Your goal ::
Tally every line of the material that includes "необходимо", then give the tally and nothing else.

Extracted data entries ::
* BEGIN *
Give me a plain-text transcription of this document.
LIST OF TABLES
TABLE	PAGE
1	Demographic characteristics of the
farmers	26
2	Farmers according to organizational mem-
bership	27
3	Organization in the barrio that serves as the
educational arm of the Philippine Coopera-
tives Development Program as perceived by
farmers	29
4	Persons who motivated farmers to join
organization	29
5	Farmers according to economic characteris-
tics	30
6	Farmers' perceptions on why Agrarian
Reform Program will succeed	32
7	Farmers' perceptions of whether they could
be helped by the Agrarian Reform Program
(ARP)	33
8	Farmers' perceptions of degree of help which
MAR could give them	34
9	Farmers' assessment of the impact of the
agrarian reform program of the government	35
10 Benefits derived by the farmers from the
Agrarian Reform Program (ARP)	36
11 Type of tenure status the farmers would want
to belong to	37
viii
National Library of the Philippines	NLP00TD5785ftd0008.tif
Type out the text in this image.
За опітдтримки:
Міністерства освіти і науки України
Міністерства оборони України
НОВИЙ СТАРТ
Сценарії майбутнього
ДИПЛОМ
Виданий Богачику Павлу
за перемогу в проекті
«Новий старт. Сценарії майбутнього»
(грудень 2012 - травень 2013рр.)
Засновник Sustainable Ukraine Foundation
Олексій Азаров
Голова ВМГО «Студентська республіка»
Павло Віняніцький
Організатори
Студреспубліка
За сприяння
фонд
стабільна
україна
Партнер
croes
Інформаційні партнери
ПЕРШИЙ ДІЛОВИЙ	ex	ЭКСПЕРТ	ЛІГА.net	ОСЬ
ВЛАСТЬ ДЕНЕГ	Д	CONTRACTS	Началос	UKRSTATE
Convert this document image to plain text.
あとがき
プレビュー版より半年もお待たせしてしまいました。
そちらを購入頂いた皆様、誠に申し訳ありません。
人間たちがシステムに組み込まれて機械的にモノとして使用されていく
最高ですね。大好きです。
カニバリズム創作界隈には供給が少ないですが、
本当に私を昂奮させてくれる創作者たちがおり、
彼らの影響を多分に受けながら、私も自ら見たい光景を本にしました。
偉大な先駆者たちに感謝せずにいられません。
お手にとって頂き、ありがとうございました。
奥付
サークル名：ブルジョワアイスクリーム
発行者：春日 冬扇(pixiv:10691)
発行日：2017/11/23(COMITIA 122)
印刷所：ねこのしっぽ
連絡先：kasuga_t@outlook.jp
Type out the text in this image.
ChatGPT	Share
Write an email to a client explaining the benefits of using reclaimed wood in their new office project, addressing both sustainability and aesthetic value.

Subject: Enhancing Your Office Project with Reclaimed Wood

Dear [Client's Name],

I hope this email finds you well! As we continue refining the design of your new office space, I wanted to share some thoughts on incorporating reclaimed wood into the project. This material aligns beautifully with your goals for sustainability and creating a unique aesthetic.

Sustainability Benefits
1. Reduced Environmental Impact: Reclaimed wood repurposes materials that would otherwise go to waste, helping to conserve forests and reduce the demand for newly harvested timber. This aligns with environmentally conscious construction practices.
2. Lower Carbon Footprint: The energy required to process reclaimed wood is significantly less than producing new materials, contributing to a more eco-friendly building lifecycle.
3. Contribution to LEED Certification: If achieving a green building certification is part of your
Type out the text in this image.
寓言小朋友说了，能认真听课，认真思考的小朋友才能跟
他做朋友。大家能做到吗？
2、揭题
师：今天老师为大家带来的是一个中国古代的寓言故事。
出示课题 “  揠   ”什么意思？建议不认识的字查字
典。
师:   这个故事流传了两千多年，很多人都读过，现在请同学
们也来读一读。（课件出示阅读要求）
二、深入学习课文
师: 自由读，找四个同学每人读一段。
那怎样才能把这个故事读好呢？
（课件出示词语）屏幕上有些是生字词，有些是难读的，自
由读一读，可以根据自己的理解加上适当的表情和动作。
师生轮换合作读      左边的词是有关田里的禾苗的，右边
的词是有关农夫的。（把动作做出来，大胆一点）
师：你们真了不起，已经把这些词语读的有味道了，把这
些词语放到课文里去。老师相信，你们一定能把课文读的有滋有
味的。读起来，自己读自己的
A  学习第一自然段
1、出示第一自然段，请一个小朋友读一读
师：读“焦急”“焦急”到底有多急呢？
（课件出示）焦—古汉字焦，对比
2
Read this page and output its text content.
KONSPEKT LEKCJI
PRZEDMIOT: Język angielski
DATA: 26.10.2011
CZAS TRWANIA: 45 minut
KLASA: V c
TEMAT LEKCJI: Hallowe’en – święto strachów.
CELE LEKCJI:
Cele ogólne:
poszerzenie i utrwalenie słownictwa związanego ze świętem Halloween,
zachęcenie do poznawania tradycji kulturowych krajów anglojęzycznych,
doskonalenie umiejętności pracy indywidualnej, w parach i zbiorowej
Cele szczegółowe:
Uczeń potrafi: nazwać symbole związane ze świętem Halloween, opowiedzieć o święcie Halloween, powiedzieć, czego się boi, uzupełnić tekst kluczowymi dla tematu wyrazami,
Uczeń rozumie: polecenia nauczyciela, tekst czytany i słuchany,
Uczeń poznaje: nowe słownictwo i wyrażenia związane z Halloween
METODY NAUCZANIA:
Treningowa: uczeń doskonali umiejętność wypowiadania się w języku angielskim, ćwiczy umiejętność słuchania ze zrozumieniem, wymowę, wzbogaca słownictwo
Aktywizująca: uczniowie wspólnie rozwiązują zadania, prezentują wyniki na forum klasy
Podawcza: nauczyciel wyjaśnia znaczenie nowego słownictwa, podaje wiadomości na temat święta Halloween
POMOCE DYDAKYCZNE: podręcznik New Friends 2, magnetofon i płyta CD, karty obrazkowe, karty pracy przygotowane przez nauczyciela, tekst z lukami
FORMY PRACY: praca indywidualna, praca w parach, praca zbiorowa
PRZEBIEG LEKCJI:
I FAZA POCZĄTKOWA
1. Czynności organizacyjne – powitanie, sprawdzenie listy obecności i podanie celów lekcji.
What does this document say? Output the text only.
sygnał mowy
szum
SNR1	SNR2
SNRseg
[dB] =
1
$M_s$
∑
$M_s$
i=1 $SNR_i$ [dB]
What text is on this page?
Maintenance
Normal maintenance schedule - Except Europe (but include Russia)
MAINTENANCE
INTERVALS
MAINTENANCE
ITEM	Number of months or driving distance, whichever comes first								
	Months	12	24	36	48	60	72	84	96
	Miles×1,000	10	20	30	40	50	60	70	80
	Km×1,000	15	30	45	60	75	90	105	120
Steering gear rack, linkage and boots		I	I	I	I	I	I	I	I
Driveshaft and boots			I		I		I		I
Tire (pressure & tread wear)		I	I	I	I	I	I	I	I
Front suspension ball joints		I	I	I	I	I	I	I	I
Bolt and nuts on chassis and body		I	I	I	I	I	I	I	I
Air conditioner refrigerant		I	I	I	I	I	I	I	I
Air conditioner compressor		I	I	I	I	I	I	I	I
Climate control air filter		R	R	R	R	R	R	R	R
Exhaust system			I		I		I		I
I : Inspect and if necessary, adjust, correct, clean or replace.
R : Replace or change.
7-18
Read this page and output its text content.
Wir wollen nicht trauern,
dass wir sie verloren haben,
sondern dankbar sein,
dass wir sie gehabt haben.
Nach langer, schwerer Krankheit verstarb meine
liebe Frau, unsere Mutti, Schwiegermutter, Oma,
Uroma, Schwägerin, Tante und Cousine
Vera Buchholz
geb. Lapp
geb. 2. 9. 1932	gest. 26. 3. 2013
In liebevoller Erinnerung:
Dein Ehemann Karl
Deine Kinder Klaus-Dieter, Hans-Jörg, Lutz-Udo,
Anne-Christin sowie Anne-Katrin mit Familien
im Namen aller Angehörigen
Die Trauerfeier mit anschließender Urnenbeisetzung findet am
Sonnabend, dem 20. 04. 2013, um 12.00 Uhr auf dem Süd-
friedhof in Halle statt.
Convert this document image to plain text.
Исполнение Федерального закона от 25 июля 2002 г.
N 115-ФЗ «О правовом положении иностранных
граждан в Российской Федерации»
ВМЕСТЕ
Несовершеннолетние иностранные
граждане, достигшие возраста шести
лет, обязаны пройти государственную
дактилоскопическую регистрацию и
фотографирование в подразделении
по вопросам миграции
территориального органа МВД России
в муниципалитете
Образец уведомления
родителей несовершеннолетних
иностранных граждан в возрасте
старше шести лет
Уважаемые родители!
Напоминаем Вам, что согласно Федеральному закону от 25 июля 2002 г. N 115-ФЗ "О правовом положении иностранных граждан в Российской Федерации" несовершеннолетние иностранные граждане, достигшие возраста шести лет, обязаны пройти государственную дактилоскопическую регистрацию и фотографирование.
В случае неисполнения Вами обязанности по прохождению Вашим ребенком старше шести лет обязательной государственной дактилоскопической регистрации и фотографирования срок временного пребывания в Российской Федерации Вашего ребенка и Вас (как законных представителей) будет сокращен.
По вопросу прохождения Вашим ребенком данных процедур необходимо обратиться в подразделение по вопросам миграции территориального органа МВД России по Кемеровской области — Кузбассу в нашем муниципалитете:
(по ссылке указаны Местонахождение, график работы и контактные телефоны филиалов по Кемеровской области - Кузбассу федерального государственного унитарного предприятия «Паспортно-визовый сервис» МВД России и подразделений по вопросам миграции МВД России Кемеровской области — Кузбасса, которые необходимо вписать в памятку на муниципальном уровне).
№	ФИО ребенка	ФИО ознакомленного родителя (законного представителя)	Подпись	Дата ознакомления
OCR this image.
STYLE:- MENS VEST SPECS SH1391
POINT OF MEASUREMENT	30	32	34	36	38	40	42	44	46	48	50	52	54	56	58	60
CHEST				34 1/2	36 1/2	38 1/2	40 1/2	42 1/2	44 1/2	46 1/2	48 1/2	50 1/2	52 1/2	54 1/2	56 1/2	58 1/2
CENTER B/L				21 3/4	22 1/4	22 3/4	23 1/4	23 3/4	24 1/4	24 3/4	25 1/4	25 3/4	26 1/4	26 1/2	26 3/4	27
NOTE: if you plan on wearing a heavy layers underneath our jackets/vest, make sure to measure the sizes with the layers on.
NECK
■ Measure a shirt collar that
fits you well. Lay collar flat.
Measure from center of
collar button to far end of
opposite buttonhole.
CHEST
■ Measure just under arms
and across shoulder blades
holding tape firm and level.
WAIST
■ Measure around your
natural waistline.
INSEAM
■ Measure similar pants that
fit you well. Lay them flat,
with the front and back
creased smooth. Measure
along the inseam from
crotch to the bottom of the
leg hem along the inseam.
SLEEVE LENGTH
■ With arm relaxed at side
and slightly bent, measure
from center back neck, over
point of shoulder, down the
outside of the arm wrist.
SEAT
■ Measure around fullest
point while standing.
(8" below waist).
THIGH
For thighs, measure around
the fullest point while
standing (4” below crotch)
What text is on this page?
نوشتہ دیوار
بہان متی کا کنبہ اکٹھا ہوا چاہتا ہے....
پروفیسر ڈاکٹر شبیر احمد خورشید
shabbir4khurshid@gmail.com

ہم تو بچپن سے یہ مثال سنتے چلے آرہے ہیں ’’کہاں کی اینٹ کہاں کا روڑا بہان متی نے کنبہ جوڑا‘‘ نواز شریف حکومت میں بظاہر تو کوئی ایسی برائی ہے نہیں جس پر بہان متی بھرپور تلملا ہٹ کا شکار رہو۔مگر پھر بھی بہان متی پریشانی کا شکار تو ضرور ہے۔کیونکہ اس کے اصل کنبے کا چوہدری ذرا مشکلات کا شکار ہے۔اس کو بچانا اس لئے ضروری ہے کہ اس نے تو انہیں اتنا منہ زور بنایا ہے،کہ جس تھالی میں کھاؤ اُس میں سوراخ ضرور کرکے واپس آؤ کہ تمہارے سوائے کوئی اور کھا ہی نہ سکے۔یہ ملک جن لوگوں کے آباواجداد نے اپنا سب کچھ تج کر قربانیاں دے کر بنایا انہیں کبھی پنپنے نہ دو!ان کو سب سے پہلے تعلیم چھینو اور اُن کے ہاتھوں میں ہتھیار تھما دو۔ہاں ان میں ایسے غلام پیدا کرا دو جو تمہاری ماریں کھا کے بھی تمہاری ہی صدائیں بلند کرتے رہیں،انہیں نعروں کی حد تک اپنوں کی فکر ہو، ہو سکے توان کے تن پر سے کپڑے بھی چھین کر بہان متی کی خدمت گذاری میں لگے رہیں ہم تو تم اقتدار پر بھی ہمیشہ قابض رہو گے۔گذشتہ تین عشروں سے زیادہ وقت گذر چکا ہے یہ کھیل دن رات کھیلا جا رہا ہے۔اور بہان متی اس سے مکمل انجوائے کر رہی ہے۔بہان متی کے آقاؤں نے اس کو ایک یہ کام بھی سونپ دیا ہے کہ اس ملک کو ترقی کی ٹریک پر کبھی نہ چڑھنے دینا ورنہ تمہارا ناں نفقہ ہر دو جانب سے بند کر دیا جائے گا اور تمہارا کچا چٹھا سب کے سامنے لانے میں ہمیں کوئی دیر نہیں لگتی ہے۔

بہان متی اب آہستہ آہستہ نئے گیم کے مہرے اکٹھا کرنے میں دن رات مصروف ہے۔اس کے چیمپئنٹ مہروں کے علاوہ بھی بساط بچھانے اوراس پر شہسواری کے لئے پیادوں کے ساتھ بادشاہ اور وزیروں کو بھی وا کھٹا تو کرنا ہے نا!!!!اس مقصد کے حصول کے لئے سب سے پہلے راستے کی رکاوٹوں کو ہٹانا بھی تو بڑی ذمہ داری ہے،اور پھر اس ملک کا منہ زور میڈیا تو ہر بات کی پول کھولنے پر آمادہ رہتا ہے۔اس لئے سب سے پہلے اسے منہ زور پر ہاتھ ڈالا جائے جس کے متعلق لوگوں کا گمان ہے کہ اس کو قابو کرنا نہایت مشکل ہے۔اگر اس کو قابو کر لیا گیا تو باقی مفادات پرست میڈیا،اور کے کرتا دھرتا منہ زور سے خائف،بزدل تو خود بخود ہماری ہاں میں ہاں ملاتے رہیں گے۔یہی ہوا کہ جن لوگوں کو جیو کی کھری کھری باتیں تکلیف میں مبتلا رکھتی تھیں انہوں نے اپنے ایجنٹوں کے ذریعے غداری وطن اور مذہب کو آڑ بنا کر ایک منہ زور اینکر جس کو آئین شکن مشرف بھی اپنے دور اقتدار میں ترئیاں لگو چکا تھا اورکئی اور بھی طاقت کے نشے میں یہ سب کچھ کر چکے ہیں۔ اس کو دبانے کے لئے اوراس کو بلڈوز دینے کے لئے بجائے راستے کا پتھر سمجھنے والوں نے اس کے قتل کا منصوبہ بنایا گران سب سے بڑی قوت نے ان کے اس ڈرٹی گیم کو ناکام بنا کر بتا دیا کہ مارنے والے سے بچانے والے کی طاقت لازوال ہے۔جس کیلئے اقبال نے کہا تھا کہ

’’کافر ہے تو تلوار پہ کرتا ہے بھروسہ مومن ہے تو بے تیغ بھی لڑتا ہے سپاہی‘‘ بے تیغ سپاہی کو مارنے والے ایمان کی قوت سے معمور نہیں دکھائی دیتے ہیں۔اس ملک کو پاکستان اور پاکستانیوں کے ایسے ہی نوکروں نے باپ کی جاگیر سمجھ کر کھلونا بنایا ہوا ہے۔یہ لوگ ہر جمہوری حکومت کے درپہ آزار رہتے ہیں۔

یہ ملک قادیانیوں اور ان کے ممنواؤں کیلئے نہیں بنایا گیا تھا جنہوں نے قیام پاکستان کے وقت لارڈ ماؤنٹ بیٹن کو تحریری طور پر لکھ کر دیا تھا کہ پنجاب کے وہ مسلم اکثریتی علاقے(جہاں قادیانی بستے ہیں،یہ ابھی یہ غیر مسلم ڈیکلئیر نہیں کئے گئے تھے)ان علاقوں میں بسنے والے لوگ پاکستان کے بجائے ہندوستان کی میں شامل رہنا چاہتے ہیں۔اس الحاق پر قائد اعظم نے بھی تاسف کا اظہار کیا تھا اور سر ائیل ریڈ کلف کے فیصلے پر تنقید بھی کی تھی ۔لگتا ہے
* END *
Final result ::
2